--- START ---

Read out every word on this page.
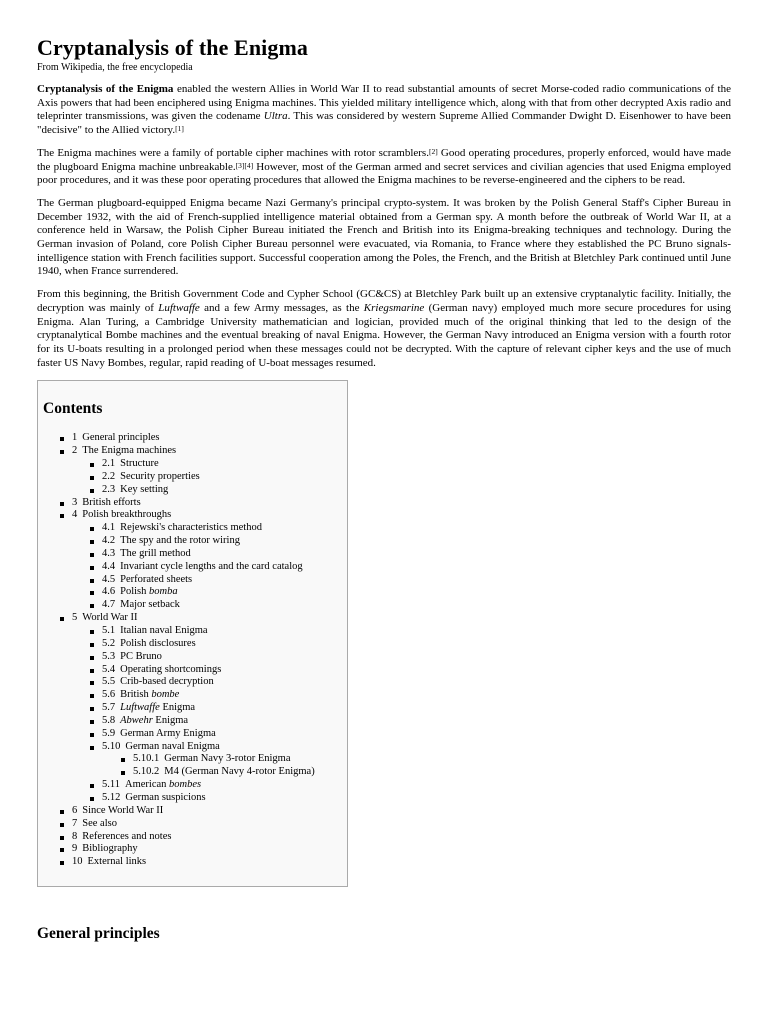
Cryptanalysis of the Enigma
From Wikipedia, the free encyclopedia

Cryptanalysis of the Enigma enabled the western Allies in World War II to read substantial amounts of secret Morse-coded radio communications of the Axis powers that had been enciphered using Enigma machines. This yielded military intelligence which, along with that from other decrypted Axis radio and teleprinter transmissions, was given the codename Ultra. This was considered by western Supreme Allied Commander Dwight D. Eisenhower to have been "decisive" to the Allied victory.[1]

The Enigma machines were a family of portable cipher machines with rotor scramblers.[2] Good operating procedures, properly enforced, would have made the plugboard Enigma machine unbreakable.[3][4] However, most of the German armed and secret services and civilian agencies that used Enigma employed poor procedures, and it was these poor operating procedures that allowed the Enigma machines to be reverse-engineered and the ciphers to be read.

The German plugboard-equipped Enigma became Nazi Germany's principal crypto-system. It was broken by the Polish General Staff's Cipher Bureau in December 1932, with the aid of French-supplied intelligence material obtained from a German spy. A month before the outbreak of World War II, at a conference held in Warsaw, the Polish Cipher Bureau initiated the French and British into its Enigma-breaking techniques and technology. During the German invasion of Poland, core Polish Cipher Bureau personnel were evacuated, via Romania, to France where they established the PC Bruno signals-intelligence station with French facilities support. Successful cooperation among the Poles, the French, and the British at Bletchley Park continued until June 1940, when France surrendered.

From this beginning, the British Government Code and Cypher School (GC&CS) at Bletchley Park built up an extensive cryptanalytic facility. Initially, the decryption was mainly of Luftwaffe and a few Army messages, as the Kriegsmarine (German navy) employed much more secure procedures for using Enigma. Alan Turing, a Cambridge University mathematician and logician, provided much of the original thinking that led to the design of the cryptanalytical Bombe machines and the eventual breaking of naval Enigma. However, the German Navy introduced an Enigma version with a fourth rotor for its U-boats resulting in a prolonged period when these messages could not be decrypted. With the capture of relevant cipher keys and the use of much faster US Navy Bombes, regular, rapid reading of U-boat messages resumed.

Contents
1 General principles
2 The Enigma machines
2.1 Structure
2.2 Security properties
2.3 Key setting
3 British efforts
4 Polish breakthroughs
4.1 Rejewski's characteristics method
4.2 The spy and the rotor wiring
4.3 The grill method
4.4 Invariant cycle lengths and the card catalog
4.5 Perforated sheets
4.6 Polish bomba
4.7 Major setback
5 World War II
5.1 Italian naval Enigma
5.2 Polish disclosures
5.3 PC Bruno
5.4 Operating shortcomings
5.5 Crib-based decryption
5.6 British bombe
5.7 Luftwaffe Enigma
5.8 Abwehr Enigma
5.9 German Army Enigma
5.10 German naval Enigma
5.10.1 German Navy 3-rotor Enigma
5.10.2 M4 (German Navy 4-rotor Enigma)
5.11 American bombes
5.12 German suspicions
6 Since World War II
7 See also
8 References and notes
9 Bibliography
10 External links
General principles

--- END ---

Your goal
Identify the lines of the entries containing the string "principles". Copy each such line.

Expected output
1 General principles
General principles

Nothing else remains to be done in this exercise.